• _RECORDS PROVIDED_
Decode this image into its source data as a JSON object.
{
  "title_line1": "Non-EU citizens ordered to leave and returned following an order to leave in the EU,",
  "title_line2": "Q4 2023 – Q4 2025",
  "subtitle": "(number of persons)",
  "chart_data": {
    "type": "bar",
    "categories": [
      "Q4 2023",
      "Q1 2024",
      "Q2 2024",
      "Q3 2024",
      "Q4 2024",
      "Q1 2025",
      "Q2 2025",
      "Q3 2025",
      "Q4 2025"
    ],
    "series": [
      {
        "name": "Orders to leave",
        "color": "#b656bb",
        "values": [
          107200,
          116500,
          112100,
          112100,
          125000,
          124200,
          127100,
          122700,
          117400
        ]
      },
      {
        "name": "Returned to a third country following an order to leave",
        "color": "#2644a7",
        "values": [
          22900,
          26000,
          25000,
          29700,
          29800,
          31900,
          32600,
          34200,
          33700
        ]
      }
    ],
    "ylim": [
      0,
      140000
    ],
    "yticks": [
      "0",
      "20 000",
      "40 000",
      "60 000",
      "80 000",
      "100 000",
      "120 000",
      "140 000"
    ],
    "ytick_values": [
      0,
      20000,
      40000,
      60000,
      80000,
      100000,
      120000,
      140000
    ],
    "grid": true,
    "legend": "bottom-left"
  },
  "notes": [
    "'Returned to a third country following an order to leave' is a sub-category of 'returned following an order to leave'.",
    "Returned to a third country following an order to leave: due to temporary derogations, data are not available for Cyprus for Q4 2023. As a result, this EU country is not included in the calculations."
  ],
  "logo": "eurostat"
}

• _EXERCISE GOAL_
From the listing, copy each line containing the word "leave".

• _CORRECT ANSWER_
  "title_line1": "Non-EU citizens ordered to leave and returned following an order to leave in the EU,",
        "name": "Orders to leave",
        "name": "Returned to a third country following an order to leave",
    "'Returned to a third country following an order to leave' is a sub-category of 'returned following an order to leave'.",
    "Returned to a third country following an order to leave: due to temporary derogations, data are not available for Cyprus for Q4 2023. As a result, this EU country is not included in the calculations."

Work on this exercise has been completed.